**GIVEN TASK:** Do any lines in the data below contain "ratio"? If so, copy every one of them.
======== MATERIAL PROVIDED
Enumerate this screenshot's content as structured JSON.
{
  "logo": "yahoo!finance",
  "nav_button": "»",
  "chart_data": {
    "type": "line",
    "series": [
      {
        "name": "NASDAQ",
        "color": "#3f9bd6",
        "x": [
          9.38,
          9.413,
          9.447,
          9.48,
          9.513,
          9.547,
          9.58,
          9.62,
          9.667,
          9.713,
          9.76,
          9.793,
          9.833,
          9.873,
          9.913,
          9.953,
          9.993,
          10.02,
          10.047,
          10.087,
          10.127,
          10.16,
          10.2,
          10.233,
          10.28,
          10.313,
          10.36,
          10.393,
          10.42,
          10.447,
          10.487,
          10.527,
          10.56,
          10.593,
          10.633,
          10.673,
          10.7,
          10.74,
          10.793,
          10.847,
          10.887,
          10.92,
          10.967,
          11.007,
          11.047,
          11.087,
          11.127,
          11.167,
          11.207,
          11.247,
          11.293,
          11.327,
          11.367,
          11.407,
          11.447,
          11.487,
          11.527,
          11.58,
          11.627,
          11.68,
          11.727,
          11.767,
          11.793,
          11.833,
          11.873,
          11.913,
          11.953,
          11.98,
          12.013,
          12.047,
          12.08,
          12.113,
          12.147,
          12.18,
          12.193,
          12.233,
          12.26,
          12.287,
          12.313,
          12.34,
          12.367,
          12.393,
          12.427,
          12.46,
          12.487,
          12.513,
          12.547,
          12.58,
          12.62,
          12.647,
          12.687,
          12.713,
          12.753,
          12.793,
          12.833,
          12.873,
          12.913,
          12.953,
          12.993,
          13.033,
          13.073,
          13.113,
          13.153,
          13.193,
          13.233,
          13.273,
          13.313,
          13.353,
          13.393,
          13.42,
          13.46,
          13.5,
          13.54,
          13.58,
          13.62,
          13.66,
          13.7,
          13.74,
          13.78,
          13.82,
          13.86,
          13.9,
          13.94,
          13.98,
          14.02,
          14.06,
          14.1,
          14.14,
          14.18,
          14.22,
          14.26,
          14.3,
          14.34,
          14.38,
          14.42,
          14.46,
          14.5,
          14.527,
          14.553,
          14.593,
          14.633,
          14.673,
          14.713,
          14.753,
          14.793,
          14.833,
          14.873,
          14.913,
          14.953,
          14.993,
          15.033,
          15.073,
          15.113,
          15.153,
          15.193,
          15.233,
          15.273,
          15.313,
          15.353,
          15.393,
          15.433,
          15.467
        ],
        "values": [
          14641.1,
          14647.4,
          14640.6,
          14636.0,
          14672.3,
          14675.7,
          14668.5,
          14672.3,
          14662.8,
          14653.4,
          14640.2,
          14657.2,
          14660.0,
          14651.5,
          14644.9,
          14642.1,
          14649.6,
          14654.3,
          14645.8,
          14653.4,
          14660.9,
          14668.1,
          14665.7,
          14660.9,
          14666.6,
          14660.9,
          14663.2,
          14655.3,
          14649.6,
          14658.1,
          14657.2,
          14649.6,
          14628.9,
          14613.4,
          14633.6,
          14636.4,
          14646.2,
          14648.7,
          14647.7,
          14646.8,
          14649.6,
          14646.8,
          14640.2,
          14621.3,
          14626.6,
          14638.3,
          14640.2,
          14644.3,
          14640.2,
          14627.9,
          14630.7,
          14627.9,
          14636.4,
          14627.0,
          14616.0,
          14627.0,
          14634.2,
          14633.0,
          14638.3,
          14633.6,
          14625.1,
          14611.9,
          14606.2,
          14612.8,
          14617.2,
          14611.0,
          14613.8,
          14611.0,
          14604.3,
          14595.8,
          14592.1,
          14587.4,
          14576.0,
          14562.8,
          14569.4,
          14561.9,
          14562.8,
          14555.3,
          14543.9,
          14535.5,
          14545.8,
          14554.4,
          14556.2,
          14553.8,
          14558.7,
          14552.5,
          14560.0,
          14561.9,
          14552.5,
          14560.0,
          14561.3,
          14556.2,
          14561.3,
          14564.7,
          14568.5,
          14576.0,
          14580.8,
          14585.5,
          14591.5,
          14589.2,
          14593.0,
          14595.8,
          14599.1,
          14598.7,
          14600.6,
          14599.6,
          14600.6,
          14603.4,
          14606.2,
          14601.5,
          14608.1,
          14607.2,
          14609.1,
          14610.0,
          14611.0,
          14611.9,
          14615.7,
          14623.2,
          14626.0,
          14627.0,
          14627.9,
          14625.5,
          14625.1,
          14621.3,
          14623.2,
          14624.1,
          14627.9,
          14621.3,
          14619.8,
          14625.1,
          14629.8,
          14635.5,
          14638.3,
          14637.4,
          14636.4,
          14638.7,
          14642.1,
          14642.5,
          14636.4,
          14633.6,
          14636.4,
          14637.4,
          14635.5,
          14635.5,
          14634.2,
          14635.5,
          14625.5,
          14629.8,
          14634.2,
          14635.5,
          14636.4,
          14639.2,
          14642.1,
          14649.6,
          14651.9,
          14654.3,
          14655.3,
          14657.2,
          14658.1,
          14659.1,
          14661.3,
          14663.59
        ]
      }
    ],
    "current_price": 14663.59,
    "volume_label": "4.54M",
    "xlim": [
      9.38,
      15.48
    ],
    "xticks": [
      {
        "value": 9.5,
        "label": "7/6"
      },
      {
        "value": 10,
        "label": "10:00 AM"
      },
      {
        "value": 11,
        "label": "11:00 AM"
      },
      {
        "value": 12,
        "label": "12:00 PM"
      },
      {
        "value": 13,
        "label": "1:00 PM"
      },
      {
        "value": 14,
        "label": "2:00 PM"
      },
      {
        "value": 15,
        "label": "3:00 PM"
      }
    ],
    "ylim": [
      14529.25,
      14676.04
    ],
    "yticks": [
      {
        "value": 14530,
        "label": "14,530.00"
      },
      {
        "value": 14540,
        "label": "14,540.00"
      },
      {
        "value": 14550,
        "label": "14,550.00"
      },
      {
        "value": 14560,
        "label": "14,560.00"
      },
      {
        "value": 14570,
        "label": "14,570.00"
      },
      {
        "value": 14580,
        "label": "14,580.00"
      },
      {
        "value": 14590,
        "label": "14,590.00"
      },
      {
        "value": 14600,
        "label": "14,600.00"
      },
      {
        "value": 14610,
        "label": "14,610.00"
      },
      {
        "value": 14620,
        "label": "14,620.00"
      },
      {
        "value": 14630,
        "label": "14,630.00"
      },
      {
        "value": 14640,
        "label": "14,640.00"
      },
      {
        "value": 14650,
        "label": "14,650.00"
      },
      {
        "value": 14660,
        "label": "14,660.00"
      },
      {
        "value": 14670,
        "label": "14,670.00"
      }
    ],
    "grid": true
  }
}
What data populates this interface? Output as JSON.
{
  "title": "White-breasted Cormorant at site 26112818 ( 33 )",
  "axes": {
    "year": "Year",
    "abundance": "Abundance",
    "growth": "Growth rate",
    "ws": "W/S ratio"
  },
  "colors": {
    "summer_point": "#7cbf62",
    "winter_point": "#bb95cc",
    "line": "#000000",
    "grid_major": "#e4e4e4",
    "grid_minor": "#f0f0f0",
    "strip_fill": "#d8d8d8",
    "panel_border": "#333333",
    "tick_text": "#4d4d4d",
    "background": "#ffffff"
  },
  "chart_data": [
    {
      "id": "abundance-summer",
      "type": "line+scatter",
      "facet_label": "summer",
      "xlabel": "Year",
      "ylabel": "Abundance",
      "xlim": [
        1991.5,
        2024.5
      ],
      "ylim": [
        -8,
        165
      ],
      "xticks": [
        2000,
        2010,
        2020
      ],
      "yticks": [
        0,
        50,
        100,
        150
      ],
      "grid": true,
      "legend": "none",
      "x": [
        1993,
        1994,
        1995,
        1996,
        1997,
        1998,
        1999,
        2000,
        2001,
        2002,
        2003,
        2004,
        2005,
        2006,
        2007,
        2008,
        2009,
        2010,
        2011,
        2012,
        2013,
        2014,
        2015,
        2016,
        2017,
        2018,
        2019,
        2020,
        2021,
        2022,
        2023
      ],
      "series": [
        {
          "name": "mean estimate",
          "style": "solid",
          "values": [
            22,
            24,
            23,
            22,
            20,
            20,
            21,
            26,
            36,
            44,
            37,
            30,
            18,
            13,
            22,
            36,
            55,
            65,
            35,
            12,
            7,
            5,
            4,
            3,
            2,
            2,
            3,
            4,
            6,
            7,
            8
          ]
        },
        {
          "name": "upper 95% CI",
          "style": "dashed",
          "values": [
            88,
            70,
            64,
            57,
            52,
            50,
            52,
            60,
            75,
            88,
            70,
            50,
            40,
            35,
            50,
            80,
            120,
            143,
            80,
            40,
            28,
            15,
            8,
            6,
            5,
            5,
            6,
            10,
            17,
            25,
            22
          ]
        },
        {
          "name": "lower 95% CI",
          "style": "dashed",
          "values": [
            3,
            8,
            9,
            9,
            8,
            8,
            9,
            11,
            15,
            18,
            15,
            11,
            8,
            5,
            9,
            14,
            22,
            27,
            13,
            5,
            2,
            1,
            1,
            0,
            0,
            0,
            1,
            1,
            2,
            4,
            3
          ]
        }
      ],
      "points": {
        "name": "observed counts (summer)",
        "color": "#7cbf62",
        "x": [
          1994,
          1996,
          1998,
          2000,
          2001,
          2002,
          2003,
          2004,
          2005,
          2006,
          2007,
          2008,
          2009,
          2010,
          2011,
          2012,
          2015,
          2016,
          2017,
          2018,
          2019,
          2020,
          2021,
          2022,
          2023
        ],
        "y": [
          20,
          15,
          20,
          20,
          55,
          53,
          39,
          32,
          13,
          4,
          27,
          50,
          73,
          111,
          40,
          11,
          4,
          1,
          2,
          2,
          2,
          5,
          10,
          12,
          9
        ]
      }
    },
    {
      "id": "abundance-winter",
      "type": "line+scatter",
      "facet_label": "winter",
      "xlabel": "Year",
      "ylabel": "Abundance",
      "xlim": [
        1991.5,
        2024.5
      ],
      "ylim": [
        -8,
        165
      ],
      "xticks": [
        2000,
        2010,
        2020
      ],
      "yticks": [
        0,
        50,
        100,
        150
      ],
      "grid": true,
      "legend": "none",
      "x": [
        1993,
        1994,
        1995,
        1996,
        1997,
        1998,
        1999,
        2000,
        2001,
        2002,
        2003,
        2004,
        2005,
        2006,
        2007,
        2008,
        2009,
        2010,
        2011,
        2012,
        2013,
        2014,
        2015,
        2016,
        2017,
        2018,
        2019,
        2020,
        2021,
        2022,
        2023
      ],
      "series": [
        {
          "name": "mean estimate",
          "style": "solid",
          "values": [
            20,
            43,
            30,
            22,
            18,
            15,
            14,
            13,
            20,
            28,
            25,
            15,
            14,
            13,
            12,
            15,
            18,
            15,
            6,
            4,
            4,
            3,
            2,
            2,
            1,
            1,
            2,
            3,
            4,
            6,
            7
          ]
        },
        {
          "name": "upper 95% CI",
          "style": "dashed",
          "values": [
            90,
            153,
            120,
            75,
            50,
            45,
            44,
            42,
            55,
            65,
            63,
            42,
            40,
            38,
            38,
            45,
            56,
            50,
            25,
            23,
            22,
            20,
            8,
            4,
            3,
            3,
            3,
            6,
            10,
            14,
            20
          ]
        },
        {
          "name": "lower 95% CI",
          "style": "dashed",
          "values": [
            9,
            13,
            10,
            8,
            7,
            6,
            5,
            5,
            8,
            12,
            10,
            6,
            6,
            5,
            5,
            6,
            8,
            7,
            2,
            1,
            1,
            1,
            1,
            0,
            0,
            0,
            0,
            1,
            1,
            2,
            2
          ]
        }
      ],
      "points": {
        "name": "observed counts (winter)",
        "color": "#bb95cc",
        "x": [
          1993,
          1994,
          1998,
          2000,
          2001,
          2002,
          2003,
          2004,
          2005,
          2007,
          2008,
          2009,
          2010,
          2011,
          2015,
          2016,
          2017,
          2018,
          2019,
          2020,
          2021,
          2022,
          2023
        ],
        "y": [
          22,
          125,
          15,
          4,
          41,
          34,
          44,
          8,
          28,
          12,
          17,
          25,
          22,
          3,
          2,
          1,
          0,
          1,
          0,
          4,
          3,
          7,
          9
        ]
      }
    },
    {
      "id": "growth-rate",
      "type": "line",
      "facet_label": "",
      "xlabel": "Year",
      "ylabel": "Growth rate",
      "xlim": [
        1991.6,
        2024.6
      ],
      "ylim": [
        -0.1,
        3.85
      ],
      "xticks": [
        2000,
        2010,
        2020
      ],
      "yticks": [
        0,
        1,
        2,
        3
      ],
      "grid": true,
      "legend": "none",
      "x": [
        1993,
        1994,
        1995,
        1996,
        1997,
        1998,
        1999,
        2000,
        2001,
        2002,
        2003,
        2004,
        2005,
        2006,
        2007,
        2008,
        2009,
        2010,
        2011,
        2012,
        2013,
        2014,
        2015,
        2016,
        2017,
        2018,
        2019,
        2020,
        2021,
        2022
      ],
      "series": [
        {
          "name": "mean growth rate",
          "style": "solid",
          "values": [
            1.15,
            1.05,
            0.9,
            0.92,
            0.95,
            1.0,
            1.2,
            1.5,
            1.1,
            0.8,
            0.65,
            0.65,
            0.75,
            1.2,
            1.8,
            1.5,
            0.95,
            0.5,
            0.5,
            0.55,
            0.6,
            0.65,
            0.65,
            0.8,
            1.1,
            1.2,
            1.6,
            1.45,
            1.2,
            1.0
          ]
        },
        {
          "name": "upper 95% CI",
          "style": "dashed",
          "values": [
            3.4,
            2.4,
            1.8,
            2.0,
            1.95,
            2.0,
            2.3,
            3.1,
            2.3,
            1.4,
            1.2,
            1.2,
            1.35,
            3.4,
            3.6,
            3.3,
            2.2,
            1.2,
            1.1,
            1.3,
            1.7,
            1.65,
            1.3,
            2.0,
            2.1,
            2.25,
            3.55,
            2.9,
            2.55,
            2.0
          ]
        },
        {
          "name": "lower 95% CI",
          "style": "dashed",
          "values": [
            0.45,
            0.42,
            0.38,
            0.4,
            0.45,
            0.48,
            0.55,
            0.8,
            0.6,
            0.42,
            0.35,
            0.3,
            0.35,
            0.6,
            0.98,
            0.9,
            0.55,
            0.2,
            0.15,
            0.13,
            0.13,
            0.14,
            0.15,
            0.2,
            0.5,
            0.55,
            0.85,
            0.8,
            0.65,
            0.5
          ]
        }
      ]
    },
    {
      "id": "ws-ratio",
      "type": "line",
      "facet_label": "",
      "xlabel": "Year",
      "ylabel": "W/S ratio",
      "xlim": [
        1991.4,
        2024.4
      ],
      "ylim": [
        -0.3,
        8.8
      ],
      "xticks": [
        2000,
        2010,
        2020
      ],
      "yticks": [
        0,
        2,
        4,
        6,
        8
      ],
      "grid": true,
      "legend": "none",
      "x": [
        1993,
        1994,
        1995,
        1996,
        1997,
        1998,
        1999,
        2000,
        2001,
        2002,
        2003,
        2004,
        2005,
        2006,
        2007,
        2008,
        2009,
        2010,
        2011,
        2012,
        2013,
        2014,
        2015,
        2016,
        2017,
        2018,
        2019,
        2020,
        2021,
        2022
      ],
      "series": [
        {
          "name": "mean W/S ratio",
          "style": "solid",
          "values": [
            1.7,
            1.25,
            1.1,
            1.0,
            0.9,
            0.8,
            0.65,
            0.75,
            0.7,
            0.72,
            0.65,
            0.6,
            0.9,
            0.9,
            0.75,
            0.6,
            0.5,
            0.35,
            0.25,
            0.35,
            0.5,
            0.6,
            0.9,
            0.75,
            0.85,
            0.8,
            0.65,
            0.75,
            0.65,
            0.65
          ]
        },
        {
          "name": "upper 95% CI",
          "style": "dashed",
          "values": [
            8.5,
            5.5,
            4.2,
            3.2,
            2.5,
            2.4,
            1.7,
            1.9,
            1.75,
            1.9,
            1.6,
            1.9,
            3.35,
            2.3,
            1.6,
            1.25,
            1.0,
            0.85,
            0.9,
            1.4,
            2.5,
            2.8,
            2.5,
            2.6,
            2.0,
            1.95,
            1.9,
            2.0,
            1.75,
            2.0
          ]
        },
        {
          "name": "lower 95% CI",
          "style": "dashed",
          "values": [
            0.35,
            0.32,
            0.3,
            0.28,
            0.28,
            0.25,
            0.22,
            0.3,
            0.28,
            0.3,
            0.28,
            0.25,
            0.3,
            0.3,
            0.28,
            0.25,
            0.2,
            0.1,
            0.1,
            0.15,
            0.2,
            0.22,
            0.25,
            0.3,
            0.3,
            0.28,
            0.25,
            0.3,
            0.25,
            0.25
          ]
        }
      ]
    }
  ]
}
================
**RESULT FOR THIS TASK:**
    "ws": "W/S ratio"
      "id": "ws-ratio",
      "ylabel": "W/S ratio",
          "name": "mean W/S ratio",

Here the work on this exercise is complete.